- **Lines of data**
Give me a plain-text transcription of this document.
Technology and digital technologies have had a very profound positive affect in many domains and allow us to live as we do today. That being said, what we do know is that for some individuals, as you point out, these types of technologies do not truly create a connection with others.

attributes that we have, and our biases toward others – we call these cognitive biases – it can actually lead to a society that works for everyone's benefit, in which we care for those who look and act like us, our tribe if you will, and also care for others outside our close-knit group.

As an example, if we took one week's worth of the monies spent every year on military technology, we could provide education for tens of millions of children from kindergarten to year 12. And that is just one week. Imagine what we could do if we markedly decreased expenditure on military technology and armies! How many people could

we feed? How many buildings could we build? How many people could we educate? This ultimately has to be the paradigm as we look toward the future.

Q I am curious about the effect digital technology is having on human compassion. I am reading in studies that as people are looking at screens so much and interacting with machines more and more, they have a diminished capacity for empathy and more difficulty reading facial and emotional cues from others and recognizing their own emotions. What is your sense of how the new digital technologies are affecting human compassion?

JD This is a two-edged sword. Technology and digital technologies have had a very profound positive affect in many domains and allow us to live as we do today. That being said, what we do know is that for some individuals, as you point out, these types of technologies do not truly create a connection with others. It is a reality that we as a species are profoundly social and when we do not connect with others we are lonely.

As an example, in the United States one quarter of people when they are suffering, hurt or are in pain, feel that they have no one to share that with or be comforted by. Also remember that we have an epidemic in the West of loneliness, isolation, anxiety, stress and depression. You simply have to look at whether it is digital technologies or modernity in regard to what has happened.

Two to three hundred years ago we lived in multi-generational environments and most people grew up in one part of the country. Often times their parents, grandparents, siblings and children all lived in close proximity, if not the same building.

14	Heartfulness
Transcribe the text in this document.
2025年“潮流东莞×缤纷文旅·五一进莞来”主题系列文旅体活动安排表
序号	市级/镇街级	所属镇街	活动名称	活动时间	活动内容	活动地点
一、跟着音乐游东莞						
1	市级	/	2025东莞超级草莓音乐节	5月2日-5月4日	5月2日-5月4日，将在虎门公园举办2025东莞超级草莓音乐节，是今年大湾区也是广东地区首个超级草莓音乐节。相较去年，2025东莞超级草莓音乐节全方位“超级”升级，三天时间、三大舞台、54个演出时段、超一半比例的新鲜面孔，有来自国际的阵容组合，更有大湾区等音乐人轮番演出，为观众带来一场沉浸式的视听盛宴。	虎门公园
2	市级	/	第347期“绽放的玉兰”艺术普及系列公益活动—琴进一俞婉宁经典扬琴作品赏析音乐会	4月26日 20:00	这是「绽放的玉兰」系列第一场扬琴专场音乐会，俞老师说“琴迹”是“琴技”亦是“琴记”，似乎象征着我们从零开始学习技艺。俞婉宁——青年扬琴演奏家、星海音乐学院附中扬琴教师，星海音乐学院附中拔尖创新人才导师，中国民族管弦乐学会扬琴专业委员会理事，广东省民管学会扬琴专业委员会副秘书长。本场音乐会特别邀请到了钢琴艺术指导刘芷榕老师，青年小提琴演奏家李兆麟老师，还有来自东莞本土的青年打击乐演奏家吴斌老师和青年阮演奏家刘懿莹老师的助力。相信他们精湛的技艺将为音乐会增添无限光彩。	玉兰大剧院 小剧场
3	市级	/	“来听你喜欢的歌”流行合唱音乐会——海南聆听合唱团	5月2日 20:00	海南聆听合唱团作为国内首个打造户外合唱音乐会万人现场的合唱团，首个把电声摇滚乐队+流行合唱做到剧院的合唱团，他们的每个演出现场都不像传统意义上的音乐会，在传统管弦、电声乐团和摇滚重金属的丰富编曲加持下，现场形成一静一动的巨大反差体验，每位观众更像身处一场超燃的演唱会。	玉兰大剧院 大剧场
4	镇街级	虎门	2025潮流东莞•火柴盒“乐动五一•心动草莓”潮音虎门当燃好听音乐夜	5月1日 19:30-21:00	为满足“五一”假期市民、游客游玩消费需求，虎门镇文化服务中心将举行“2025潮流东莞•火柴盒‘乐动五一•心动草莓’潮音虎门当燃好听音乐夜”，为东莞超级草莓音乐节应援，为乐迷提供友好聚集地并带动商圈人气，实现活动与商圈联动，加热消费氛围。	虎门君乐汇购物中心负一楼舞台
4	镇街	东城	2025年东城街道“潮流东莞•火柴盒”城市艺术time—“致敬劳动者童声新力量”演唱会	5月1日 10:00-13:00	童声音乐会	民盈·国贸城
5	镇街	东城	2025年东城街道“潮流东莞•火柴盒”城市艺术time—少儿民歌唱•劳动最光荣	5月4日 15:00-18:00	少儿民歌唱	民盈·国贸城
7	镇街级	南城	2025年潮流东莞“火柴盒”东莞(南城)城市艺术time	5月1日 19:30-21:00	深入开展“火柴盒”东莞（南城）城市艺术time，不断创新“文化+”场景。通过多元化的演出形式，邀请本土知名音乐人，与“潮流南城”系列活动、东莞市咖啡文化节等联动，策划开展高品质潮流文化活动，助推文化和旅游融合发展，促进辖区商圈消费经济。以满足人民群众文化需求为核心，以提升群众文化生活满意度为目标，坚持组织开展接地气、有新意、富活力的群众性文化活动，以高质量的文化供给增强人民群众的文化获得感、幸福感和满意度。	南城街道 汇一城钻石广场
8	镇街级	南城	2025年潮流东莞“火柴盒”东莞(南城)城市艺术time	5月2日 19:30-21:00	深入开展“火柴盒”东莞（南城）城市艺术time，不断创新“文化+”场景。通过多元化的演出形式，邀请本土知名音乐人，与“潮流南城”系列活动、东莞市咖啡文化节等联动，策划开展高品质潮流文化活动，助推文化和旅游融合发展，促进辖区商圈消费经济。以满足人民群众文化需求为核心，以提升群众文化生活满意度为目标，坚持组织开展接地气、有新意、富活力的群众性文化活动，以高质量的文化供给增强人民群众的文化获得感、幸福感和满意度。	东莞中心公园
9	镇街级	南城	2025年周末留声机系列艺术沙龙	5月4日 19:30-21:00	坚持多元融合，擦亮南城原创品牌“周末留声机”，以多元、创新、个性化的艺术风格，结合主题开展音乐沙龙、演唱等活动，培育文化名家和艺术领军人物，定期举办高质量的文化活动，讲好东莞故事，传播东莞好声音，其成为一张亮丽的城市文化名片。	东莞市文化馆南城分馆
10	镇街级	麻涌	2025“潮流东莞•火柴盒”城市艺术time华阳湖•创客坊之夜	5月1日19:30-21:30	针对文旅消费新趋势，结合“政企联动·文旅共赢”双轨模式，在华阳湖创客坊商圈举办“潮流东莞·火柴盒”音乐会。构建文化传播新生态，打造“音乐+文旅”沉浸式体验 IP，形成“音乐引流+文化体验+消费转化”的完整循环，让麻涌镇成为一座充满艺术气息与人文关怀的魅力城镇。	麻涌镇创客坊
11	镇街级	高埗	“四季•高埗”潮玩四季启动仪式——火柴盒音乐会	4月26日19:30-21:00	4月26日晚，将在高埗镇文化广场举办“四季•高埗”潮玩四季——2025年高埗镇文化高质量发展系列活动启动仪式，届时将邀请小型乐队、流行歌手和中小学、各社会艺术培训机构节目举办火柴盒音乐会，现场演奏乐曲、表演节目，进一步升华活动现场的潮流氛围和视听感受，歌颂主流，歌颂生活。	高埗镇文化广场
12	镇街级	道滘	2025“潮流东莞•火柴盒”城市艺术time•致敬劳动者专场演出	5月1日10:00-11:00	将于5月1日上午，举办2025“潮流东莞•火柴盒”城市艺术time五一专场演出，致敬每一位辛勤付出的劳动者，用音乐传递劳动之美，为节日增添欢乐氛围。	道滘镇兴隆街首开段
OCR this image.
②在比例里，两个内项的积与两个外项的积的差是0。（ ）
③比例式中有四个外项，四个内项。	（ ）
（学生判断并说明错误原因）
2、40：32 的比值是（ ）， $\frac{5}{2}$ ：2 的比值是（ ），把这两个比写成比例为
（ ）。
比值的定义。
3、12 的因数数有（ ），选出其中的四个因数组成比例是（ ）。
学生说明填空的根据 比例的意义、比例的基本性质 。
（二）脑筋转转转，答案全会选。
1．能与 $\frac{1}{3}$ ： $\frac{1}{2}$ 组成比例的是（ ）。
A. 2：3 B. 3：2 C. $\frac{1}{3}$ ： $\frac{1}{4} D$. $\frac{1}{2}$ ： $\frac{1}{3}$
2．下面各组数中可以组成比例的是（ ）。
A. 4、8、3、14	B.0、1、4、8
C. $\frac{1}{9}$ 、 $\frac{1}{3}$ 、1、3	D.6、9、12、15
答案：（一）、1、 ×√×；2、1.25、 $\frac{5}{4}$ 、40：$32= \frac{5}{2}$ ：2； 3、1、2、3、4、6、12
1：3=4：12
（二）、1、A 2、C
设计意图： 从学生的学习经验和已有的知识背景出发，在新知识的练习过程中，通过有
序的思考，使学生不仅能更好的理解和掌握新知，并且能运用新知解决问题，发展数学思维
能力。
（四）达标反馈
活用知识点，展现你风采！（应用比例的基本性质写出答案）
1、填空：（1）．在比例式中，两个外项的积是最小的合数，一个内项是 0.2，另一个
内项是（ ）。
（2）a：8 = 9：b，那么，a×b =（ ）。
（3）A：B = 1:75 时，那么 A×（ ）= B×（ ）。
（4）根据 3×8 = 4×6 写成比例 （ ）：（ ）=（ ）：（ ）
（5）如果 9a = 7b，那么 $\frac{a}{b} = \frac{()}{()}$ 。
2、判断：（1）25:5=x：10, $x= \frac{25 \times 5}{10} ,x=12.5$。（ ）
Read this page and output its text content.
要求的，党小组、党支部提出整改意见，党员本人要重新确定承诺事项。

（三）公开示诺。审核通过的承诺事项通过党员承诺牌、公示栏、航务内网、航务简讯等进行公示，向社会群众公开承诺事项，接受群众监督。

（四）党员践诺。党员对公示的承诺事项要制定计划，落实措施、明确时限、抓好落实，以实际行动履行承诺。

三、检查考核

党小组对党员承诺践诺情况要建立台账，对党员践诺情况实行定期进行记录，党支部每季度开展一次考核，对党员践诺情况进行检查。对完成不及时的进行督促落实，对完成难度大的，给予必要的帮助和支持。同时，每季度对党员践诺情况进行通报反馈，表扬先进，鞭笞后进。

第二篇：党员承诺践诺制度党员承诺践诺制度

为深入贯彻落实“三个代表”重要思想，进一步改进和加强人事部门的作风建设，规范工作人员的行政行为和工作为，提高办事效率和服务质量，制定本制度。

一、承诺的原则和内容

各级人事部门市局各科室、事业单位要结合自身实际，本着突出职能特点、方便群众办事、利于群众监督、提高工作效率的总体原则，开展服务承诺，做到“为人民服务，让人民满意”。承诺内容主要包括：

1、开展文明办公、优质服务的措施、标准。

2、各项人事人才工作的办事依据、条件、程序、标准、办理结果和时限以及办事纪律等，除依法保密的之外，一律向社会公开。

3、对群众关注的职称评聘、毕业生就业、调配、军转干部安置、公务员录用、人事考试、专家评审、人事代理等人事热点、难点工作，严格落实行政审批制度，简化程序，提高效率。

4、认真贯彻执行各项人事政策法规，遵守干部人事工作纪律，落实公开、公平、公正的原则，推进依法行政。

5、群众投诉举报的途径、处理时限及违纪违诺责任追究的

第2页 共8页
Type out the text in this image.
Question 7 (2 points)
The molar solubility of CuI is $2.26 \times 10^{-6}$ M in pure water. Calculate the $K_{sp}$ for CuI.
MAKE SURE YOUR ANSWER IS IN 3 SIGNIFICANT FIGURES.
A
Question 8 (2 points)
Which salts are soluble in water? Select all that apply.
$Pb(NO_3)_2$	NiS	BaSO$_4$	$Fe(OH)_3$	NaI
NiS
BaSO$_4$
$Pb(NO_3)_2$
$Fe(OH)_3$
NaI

- **Problem**
Count how many lines above contain the word "玉兰大剧院". Reply with the number alone.

- **Written response**
2